▶ _Task objective_
Collect every line in the records below that contains the word "Sensitivity".

***** Recorded information *****

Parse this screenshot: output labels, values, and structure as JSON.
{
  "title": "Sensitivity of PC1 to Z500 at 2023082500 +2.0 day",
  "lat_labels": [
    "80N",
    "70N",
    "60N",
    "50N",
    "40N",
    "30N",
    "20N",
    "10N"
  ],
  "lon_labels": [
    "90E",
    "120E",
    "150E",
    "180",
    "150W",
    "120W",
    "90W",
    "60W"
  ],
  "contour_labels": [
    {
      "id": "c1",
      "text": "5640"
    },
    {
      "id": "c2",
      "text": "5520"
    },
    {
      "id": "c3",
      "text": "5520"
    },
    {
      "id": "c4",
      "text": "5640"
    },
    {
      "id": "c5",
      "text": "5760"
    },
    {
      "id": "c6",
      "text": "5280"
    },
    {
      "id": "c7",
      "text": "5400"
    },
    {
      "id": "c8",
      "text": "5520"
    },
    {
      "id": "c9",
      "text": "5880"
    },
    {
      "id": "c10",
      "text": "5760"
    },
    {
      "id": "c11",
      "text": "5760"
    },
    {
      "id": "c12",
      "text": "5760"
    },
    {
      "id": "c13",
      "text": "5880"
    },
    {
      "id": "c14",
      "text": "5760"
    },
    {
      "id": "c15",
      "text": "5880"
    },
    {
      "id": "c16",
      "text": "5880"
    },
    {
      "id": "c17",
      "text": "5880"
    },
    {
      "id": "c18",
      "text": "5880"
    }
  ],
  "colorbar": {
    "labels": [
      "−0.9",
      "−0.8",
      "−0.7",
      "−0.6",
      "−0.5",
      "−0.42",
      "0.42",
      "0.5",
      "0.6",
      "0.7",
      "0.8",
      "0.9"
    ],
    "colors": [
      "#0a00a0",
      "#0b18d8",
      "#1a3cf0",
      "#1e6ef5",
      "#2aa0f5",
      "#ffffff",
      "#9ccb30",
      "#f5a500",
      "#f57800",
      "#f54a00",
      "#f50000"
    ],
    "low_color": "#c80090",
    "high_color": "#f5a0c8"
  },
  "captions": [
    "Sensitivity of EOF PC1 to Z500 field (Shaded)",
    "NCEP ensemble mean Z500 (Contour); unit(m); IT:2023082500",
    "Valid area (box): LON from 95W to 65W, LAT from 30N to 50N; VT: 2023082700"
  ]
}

*****

▶ _Solution for this exercise_
  "title": "Sensitivity of PC1 to Z500 at 2023082500 +2.0 day",
    "Sensitivity of EOF PC1 to Z500 field (Shaded)",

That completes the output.